— Exercise text —
┌──
Provided by: liblingua-en-tagger-perl_0.31-3_all bug

NAME

       Lingua::EN::Tagger - Part-of-speech tagger for English natural language processing.

SYNOPSIS

           # Create a parser object
           my $p = new Lingua::EN::Tagger;

           # Add part of speech tags to a text
           my $tagged_text = $p->add_tags($text);

           ...

           # Get a list of all nouns and noun phrases with occurrence counts
           my %word_list = $p->get_words($text);

           ...

           # Get a readable version of the tagged text
           my $readable_text = $p->get_readable($text);

DESCRIPTION

       The module is a probability based, corpus-trained tagger that assigns POS tags to English
       text based on a lookup dictionary and a set of probability values.  The tagger assigns
       appropriate tags based on conditional probabilities - it examines the preceding tag to
       determine the appropriate tag for the current word.  Unknown words are classified
       according to word morphology or can be set to be treated as nouns or other parts of
       speech.

       The tagger also extracts as many nouns and noun phrases as it can, using a set of regular
       expressions.
└──
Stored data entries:
┌──
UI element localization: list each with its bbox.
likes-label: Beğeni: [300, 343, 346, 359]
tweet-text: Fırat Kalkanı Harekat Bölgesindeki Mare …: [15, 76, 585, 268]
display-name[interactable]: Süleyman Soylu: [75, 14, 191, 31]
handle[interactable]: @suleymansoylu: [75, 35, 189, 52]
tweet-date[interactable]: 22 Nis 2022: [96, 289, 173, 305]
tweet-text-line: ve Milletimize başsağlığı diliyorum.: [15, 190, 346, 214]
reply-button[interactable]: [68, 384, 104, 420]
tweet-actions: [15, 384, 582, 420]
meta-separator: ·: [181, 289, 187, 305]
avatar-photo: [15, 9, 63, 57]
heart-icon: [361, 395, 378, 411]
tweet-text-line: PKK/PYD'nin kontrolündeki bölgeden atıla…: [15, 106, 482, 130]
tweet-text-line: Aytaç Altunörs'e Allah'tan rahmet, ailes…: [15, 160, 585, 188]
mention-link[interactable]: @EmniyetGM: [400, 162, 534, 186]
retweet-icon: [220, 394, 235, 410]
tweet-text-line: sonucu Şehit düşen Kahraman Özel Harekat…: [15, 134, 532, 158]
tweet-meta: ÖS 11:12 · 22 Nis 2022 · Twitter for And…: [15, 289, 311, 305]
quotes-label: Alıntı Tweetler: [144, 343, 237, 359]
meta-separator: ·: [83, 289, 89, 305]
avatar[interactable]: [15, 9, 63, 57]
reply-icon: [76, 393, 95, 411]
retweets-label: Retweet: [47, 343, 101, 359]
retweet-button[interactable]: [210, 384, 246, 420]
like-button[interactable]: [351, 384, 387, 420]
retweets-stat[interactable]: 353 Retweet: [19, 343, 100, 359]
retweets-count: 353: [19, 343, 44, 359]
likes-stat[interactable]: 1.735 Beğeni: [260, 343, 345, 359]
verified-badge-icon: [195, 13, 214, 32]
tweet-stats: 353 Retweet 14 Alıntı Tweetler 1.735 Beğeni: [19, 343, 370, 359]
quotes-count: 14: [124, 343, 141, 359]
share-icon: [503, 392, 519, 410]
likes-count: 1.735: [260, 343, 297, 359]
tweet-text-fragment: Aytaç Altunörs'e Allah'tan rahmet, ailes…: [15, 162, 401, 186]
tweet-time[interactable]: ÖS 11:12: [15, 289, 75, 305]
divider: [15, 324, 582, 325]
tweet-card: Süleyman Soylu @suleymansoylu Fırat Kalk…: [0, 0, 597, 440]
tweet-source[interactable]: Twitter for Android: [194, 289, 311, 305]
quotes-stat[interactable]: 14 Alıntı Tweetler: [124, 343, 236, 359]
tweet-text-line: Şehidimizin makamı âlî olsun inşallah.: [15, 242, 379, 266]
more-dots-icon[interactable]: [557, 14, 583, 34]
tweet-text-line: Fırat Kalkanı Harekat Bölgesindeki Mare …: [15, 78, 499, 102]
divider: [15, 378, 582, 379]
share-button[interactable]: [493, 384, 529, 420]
└──
— Questions —
1. According to the Lingua::EN::Tagger manual page, what does the tagger examine to determine the appropriate tag for the current word?
2. List every method that the Lingua::EN::Tagger manual page shows being called on the parser object in its code sample.
3. Rewrite the Lingua::EN::Tagger manual page starting with "DESCRIPTION" and going on through "expressions.", substituting "annotator" for each "tagger".

— Solutions —
1. The preceding tag.

2. add_tags, get_words, get_readable

3.
DESCRIPTION

       The module is a probability based, corpus-trained annotator that assigns POS tags to English
       text based on a lookup dictionary and a set of probability values.  The annotator assigns
       appropriate tags based on conditional probabilities - it examines the preceding tag to
       determine the appropriate tag for the current word.  Unknown words are classified
       according to word morphology or can be set to be treated as nouns or other parts of
       speech.

       The annotator also extracts as many nouns and noun phrases as it can, using a set of regular
       expressions.